=== MATERIAL TO PROCESS ===

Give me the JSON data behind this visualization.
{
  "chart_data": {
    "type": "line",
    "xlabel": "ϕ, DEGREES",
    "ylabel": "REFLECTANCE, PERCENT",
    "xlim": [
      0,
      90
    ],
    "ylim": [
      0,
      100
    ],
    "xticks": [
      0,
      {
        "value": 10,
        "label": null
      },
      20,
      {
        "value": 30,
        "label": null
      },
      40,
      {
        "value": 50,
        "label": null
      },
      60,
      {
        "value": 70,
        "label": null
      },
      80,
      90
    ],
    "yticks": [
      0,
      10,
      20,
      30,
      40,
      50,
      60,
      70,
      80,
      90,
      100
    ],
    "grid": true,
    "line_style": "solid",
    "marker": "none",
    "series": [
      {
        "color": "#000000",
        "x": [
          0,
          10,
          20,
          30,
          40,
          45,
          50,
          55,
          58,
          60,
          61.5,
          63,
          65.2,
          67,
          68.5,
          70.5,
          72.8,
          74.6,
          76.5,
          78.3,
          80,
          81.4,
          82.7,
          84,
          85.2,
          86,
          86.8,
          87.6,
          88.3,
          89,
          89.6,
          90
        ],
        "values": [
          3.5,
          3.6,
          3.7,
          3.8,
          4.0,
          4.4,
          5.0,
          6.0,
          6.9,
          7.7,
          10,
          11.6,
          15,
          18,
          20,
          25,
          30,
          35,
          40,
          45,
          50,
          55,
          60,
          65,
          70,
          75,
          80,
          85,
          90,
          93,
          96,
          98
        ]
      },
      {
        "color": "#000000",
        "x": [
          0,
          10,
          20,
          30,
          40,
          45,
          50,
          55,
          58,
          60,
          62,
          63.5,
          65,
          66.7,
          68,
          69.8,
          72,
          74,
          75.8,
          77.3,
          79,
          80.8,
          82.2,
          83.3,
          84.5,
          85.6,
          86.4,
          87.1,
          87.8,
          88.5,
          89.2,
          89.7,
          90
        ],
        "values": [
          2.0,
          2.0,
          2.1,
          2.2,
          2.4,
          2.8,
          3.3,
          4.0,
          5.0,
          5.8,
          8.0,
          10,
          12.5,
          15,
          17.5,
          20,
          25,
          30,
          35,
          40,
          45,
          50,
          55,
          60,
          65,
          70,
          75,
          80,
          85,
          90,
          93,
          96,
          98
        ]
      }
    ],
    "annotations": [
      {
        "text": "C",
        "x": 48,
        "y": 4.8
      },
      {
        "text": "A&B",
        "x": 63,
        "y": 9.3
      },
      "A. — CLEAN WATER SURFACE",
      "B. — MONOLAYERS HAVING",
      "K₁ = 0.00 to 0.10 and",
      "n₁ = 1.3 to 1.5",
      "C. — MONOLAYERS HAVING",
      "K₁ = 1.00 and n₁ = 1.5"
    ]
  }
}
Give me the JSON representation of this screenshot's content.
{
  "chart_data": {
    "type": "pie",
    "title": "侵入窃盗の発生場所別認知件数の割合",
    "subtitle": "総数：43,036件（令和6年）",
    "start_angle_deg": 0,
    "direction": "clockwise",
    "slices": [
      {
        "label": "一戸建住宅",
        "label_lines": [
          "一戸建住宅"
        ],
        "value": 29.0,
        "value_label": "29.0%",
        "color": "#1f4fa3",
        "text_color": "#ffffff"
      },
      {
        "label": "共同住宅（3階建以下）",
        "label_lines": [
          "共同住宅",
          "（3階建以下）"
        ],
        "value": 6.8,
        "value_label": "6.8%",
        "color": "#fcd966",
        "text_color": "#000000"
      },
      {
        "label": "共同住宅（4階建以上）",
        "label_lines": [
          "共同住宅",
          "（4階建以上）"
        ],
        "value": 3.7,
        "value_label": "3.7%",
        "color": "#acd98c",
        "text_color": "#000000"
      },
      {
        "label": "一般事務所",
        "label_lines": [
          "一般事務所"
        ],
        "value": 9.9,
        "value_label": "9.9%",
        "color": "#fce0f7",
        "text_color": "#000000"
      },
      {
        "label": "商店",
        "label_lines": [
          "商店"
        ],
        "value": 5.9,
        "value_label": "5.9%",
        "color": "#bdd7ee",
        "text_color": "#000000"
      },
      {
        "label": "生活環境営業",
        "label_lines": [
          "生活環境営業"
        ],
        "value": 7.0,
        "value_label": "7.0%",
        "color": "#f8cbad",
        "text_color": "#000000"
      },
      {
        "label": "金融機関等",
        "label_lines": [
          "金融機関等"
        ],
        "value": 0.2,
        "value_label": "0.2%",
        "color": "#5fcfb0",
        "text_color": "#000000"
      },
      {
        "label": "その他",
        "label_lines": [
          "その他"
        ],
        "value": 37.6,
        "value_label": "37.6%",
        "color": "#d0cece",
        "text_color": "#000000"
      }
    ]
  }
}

===

## EXERCISE DESCRIPTION
Within the entries above, report how many lines include "MONOLAYERS", and keep the answer to the number.

## TASK OUTPUT
2